● **EXERCISE GOAL**
Scan the data for "this" and copy the lines it appears in.

● **MATERIAL SUPPLIED**
◆ ◆ ◆ ◆ ◆

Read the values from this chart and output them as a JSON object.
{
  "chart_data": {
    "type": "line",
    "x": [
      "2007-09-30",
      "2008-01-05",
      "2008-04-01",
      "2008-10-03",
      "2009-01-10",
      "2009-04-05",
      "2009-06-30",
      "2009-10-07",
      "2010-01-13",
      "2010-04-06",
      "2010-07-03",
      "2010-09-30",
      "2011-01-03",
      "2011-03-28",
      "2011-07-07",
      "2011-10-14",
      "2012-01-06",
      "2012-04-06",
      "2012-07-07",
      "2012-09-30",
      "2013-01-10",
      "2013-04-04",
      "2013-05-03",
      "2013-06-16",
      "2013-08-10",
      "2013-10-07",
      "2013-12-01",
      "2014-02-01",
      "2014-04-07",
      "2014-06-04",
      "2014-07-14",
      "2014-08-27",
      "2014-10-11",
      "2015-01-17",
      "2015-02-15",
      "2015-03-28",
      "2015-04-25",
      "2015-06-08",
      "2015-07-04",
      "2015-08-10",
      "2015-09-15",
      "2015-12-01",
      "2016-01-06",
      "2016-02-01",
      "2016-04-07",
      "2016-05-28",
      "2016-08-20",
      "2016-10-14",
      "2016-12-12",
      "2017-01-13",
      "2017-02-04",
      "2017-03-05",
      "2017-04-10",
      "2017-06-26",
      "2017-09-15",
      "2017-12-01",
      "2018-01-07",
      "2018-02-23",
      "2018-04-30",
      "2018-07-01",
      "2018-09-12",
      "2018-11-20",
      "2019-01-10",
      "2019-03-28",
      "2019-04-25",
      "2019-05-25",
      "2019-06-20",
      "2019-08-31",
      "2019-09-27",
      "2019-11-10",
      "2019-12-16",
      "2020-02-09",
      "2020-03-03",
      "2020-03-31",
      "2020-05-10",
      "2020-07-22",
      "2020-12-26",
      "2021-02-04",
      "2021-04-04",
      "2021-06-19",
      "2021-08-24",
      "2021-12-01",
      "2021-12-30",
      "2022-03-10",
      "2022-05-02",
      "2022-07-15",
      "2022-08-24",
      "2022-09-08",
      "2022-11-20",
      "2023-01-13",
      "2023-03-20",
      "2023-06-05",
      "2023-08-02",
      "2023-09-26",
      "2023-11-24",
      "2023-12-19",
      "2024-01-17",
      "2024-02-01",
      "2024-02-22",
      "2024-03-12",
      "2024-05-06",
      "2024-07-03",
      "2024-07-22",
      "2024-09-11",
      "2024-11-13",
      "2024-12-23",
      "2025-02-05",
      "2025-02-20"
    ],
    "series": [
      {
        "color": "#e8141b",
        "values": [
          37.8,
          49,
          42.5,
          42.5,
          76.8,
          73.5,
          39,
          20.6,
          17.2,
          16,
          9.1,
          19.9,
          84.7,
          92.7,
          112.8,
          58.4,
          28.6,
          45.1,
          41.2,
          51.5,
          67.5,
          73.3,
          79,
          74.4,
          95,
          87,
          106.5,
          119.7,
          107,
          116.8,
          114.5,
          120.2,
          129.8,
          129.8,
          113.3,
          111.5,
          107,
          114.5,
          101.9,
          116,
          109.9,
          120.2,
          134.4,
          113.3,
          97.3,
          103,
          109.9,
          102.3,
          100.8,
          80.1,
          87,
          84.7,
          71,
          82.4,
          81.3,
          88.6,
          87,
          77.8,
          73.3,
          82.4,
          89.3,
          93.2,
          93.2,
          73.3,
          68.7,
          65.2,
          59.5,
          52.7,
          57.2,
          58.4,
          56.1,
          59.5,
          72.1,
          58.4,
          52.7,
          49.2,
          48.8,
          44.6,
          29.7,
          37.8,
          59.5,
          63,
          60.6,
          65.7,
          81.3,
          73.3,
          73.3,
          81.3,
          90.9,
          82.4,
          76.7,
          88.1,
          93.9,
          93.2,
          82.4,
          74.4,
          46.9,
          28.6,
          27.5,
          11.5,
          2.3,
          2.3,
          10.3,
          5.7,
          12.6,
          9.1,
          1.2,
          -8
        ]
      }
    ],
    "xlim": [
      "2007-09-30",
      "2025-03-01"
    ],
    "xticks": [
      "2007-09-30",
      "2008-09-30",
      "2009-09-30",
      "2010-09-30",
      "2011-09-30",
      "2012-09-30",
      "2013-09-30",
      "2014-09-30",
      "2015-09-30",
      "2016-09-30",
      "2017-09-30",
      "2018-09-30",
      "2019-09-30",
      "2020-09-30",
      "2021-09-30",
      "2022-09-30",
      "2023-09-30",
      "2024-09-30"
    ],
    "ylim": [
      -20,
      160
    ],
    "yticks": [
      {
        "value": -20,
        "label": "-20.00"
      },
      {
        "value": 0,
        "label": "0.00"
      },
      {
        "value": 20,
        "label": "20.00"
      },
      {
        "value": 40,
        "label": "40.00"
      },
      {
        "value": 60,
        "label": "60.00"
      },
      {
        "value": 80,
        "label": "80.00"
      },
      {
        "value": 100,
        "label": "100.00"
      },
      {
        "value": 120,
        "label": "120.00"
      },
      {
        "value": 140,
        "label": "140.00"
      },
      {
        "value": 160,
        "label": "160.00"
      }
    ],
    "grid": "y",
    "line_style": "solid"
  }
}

◆ ◆ ◆ ◆ ◆

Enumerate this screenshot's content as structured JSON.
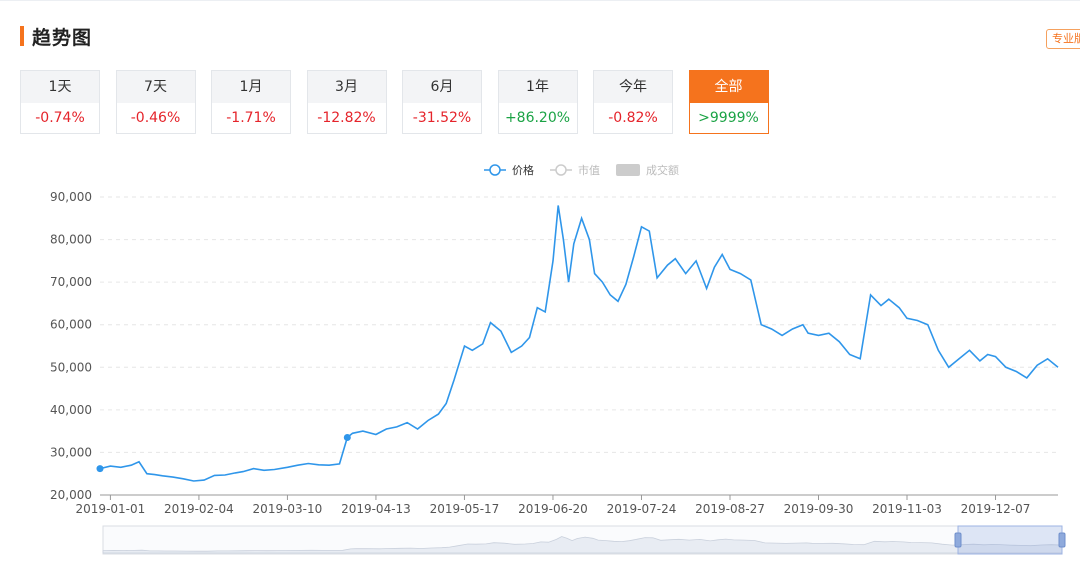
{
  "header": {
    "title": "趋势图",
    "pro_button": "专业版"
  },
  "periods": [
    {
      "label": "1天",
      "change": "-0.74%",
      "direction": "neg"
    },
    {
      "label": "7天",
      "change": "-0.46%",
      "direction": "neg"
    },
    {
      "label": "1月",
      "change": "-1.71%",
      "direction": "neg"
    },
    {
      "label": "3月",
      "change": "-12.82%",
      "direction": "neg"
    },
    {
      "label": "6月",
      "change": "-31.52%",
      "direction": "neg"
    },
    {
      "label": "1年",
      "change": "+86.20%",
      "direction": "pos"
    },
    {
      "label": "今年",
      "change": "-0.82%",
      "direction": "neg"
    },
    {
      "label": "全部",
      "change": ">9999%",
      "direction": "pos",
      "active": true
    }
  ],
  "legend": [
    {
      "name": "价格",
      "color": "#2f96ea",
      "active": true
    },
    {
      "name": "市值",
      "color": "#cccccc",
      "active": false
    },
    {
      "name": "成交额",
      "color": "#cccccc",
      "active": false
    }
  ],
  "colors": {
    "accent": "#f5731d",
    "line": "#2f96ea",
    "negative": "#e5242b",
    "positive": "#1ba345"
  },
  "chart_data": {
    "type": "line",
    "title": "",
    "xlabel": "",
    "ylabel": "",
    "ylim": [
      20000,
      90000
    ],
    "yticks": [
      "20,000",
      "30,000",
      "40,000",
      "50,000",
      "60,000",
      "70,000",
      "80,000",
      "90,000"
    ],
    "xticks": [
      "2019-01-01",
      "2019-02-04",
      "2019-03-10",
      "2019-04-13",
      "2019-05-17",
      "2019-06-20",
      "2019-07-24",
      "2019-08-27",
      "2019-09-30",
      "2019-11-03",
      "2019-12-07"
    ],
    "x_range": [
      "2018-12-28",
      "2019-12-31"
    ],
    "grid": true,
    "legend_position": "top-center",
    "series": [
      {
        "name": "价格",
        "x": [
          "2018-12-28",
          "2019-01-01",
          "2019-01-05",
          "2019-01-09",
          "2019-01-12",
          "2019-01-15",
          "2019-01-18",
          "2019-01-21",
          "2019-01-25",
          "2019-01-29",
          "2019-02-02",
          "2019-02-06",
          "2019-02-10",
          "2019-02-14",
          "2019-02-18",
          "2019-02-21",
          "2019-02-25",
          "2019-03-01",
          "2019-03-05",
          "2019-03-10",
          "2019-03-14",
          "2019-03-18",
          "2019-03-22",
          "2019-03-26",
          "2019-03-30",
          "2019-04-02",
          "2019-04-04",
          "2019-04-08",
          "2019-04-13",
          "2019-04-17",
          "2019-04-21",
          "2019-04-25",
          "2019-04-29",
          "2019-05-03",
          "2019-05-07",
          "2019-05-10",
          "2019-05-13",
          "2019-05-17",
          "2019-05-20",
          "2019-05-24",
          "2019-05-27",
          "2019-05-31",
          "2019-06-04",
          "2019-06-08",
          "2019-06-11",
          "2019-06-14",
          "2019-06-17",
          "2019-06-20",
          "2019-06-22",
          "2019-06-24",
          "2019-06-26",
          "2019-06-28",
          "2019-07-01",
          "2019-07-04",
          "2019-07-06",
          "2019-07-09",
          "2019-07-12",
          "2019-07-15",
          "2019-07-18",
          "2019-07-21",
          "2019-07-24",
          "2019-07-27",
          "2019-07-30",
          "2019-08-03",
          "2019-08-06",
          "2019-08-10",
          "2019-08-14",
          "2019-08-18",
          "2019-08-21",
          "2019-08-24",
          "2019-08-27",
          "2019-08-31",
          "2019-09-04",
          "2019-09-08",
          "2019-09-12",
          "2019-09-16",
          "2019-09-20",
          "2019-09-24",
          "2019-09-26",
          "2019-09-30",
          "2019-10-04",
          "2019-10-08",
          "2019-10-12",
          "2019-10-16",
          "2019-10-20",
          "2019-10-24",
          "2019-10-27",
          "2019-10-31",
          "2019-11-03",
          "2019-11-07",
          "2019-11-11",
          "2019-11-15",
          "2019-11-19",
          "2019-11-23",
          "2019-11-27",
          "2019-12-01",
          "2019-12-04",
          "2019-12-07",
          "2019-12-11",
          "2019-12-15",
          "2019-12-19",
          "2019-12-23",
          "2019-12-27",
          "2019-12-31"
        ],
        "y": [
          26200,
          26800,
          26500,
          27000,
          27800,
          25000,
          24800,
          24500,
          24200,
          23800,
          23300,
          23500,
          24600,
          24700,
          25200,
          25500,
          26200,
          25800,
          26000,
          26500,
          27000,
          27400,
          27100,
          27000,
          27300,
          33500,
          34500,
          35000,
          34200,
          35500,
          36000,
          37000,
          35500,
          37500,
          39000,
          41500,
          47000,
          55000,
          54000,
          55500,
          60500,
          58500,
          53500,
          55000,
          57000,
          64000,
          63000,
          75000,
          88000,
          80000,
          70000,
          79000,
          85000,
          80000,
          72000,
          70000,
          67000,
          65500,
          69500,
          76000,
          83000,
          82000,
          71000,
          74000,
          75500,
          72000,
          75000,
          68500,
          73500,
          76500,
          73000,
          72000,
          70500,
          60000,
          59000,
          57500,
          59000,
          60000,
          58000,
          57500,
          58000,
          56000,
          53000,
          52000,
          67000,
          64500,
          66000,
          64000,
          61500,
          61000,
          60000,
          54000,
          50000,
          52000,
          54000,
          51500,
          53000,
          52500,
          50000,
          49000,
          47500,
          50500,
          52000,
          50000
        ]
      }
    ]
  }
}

◆ ◆ ◆ ◆ ◆

● **COMPLETE ANSWER**
Read the values from this chart and output them as a JSON object.
Enumerate this screenshot's content as structured JSON.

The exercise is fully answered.